(Stored items)
•••••

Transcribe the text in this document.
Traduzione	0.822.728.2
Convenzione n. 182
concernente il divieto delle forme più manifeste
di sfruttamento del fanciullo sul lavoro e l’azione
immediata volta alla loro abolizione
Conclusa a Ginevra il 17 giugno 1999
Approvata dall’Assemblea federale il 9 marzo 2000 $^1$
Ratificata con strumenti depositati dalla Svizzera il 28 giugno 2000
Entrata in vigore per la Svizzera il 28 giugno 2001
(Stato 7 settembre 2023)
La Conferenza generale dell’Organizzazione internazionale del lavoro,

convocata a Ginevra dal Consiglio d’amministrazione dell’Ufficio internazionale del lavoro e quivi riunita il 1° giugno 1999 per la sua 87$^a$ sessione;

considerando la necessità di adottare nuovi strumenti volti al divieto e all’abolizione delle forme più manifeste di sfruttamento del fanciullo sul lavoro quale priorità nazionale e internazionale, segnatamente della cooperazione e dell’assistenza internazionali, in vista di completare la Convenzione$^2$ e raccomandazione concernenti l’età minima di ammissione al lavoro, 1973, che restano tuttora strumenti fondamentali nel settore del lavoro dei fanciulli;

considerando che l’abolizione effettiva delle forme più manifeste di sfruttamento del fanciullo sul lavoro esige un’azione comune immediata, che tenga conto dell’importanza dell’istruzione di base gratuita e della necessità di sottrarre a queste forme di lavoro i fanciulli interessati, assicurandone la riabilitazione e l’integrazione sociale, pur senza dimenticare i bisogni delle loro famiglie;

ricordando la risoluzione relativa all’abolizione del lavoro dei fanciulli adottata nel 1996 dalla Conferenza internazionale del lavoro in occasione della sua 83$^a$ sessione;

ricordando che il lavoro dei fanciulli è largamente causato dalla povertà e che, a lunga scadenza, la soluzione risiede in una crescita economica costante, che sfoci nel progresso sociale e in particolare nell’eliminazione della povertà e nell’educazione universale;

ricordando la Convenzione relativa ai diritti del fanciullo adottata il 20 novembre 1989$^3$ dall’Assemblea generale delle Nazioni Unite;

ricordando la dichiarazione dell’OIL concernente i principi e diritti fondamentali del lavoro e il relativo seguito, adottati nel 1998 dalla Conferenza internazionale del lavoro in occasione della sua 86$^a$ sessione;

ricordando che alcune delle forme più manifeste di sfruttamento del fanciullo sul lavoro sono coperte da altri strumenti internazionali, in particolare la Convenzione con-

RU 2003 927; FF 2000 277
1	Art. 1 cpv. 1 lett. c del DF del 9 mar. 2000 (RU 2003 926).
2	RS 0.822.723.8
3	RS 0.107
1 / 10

•••••

### What is required
Quote the data in full, keeping each word unchanged.

### Full response
Transcribe the text in this document.
Traduzione	0.822.728.2
Convenzione n. 182
concernente il divieto delle forme più manifeste
di sfruttamento del fanciullo sul lavoro e l’azione
immediata volta alla loro abolizione
Conclusa a Ginevra il 17 giugno 1999
Approvata dall’Assemblea federale il 9 marzo 2000 $^1$
Ratificata con strumenti depositati dalla Svizzera il 28 giugno 2000
Entrata in vigore per la Svizzera il 28 giugno 2001
(Stato 7 settembre 2023)
La Conferenza generale dell’Organizzazione internazionale del lavoro,

convocata a Ginevra dal Consiglio d’amministrazione dell’Ufficio internazionale del lavoro e quivi riunita il 1° giugno 1999 per la sua 87$^a$ sessione;

considerando la necessità di adottare nuovi strumenti volti al divieto e all’abolizione delle forme più manifeste di sfruttamento del fanciullo sul lavoro quale priorità nazionale e internazionale, segnatamente della cooperazione e dell’assistenza internazionali, in vista di completare la Convenzione$^2$ e raccomandazione concernenti l’età minima di ammissione al lavoro, 1973, che restano tuttora strumenti fondamentali nel settore del lavoro dei fanciulli;

considerando che l’abolizione effettiva delle forme più manifeste di sfruttamento del fanciullo sul lavoro esige un’azione comune immediata, che tenga conto dell’importanza dell’istruzione di base gratuita e della necessità di sottrarre a queste forme di lavoro i fanciulli interessati, assicurandone la riabilitazione e l’integrazione sociale, pur senza dimenticare i bisogni delle loro famiglie;

ricordando la risoluzione relativa all’abolizione del lavoro dei fanciulli adottata nel 1996 dalla Conferenza internazionale del lavoro in occasione della sua 83$^a$ sessione;

ricordando che il lavoro dei fanciulli è largamente causato dalla povertà e che, a lunga scadenza, la soluzione risiede in una crescita economica costante, che sfoci nel progresso sociale e in particolare nell’eliminazione della povertà e nell’educazione universale;

ricordando la Convenzione relativa ai diritti del fanciullo adottata il 20 novembre 1989$^3$ dall’Assemblea generale delle Nazioni Unite;

ricordando la dichiarazione dell’OIL concernente i principi e diritti fondamentali del lavoro e il relativo seguito, adottati nel 1998 dalla Conferenza internazionale del lavoro in occasione della sua 86$^a$ sessione;

ricordando che alcune delle forme più manifeste di sfruttamento del fanciullo sul lavoro sono coperte da altri strumenti internazionali, in particolare la Convenzione con-

RU 2003 927; FF 2000 277
1	Art. 1 cpv. 1 lett. c del DF del 9 mar. 2000 (RU 2003 926).
2	RS 0.822.723.8
3	RS 0.107
1 / 10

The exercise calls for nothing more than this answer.